(Entries taken from a collection)

* BEGIN *

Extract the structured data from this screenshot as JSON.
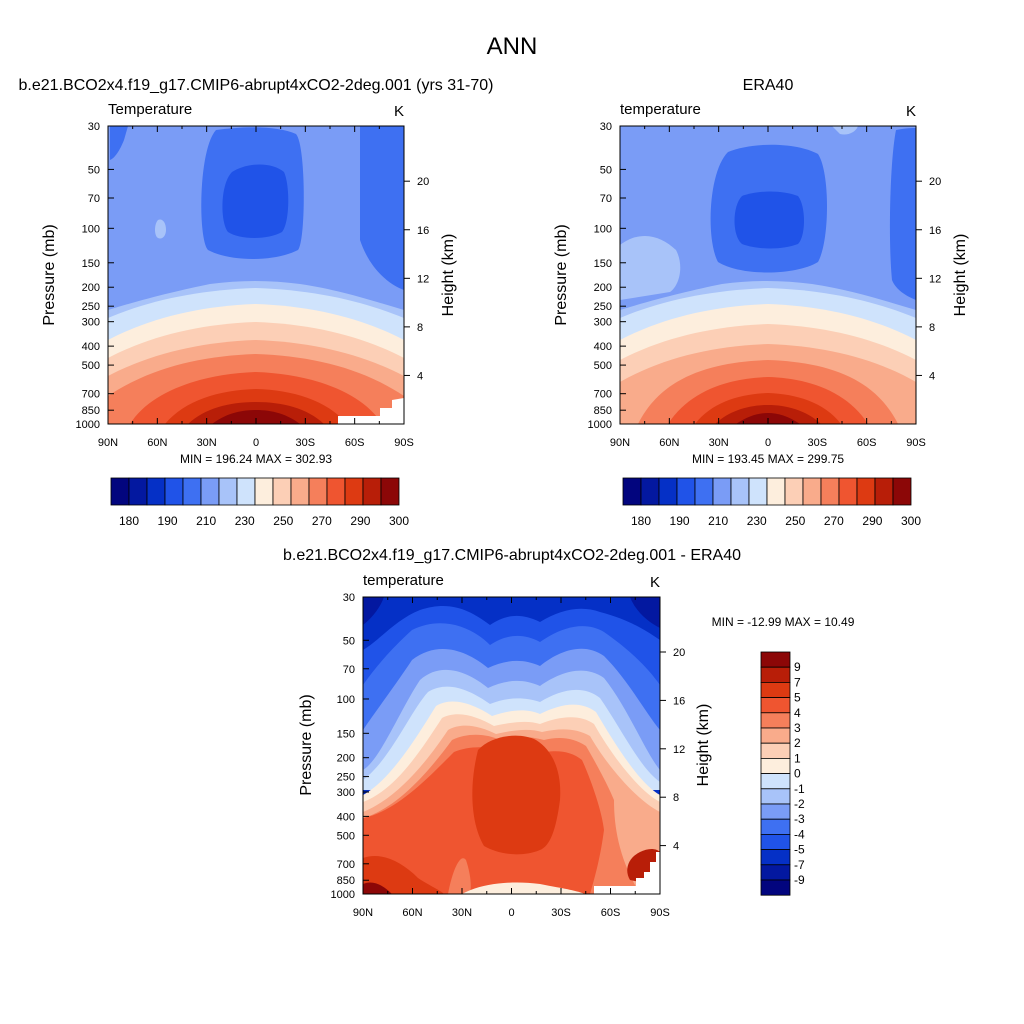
{
  "figure": {
    "title": "ANN"
  },
  "colors": {
    "abs_levels": [
      "#02057e",
      "#0318a0",
      "#0530c6",
      "#2053e8",
      "#3e70f2",
      "#7a9cf6",
      "#a8c3f9",
      "#cfe3fc",
      "#fdeedd",
      "#fccfb6",
      "#f9ab8b",
      "#f57f5b",
      "#ef5530",
      "#dd3a12",
      "#b81e08",
      "#8c0707"
    ],
    "diff_levels": [
      "#02057e",
      "#0318a0",
      "#0530c6",
      "#2053e8",
      "#3e70f2",
      "#7a9cf6",
      "#a8c3f9",
      "#cfe3fc",
      "#fdeedd",
      "#fccfb6",
      "#f9ab8b",
      "#f57f5b",
      "#ef5530",
      "#dd3a12",
      "#b81e08",
      "#8c0707"
    ]
  },
  "chart_data": [
    {
      "type": "heatmap",
      "panel_title": "b.e21.BCO2x4.f19_g17.CMIP6-abrupt4xCO2-2deg.001 (yrs 31-70)",
      "variable_label": "Temperature",
      "units": "K",
      "ylabel_left": "Pressure (mb)",
      "ylabel_right": "Height (km)",
      "x_ticks": [
        "90N",
        "60N",
        "30N",
        "0",
        "30S",
        "60S",
        "90S"
      ],
      "p_ticks": [
        "30",
        "50",
        "70",
        "100",
        "150",
        "200",
        "250",
        "300",
        "400",
        "500",
        "700",
        "850",
        "1000"
      ],
      "z_ticks": [
        "20",
        "16",
        "12",
        "8",
        "4"
      ],
      "stats": "MIN = 196.24  MAX = 302.93",
      "colorbar_labels": [
        "180",
        "190",
        "210",
        "230",
        "250",
        "270",
        "290",
        "300"
      ],
      "grid": false
    },
    {
      "type": "heatmap",
      "panel_title": "ERA40",
      "variable_label": "temperature",
      "units": "K",
      "ylabel_left": "Pressure (mb)",
      "ylabel_right": "Height (km)",
      "x_ticks": [
        "90N",
        "60N",
        "30N",
        "0",
        "30S",
        "60S",
        "90S"
      ],
      "p_ticks": [
        "30",
        "50",
        "70",
        "100",
        "150",
        "200",
        "250",
        "300",
        "400",
        "500",
        "700",
        "850",
        "1000"
      ],
      "z_ticks": [
        "20",
        "16",
        "12",
        "8",
        "4"
      ],
      "stats": "MIN = 193.45  MAX = 299.75",
      "colorbar_labels": [
        "180",
        "190",
        "210",
        "230",
        "250",
        "270",
        "290",
        "300"
      ],
      "grid": false
    },
    {
      "type": "heatmap",
      "panel_title": "b.e21.BCO2x4.f19_g17.CMIP6-abrupt4xCO2-2deg.001 - ERA40",
      "variable_label": "temperature",
      "units": "K",
      "ylabel_left": "Pressure (mb)",
      "ylabel_right": "Height (km)",
      "x_ticks": [
        "90N",
        "60N",
        "30N",
        "0",
        "30S",
        "60S",
        "90S"
      ],
      "p_ticks": [
        "30",
        "50",
        "70",
        "100",
        "150",
        "200",
        "250",
        "300",
        "400",
        "500",
        "700",
        "850",
        "1000"
      ],
      "z_ticks": [
        "20",
        "16",
        "12",
        "8",
        "4"
      ],
      "stats": "MIN = -12.99  MAX =  10.49",
      "colorbar_labels": [
        "9",
        "7",
        "5",
        "4",
        "3",
        "2",
        "1",
        "0",
        "-1",
        "-2",
        "-3",
        "-4",
        "-5",
        "-7",
        "-9"
      ],
      "grid": false
    }
  ]
}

* END *

Task requirements: The records above must be transcribed exactly. Pictures are left out of the copy.

Finished exercise:
Extract the structured data from this screenshot as JSON.
{
  "figure": {
    "title": "ANN"
  },
  "colors": {
    "abs_levels": [
      "#02057e",
      "#0318a0",
      "#0530c6",
      "#2053e8",
      "#3e70f2",
      "#7a9cf6",
      "#a8c3f9",
      "#cfe3fc",
      "#fdeedd",
      "#fccfb6",
      "#f9ab8b",
      "#f57f5b",
      "#ef5530",
      "#dd3a12",
      "#b81e08",
      "#8c0707"
    ],
    "diff_levels": [
      "#02057e",
      "#0318a0",
      "#0530c6",
      "#2053e8",
      "#3e70f2",
      "#7a9cf6",
      "#a8c3f9",
      "#cfe3fc",
      "#fdeedd",
      "#fccfb6",
      "#f9ab8b",
      "#f57f5b",
      "#ef5530",
      "#dd3a12",
      "#b81e08",
      "#8c0707"
    ]
  },
  "chart_data": [
    {
      "type": "heatmap",
      "panel_title": "b.e21.BCO2x4.f19_g17.CMIP6-abrupt4xCO2-2deg.001 (yrs 31-70)",
      "variable_label": "Temperature",
      "units": "K",
      "ylabel_left": "Pressure (mb)",
      "ylabel_right": "Height (km)",
      "x_ticks": [
        "90N",
        "60N",
        "30N",
        "0",
        "30S",
        "60S",
        "90S"
      ],
      "p_ticks": [
        "30",
        "50",
        "70",
        "100",
        "150",
        "200",
        "250",
        "300",
        "400",
        "500",
        "700",
        "850",
        "1000"
      ],
      "z_ticks": [
        "20",
        "16",
        "12",
        "8",
        "4"
      ],
      "stats": "MIN = 196.24  MAX = 302.93",
      "colorbar_labels": [
        "180",
        "190",
        "210",
        "230",
        "250",
        "270",
        "290",
        "300"
      ],
      "grid": false
    },
    {
      "type": "heatmap",
      "panel_title": "ERA40",
      "variable_label": "temperature",
      "units": "K",
      "ylabel_left": "Pressure (mb)",
      "ylabel_right": "Height (km)",
      "x_ticks": [
        "90N",
        "60N",
        "30N",
        "0",
        "30S",
        "60S",
        "90S"
      ],
      "p_ticks": [
        "30",
        "50",
        "70",
        "100",
        "150",
        "200",
        "250",
        "300",
        "400",
        "500",
        "700",
        "850",
        "1000"
      ],
      "z_ticks": [
        "20",
        "16",
        "12",
        "8",
        "4"
      ],
      "stats": "MIN = 193.45  MAX = 299.75",
      "colorbar_labels": [
        "180",
        "190",
        "210",
        "230",
        "250",
        "270",
        "290",
        "300"
      ],
      "grid": false
    },
    {
      "type": "heatmap",
      "panel_title": "b.e21.BCO2x4.f19_g17.CMIP6-abrupt4xCO2-2deg.001 - ERA40",
      "variable_label": "temperature",
      "units": "K",
      "ylabel_left": "Pressure (mb)",
      "ylabel_right": "Height (km)",
      "x_ticks": [
        "90N",
        "60N",
        "30N",
        "0",
        "30S",
        "60S",
        "90S"
      ],
      "p_ticks": [
        "30",
        "50",
        "70",
        "100",
        "150",
        "200",
        "250",
        "300",
        "400",
        "500",
        "700",
        "850",
        "1000"
      ],
      "z_ticks": [
        "20",
        "16",
        "12",
        "8",
        "4"
      ],
      "stats": "MIN = -12.99  MAX =  10.49",
      "colorbar_labels": [
        "9",
        "7",
        "5",
        "4",
        "3",
        "2",
        "1",
        "0",
        "-1",
        "-2",
        "-3",
        "-4",
        "-5",
        "-7",
        "-9"
      ],
      "grid": false
    }
  ]
}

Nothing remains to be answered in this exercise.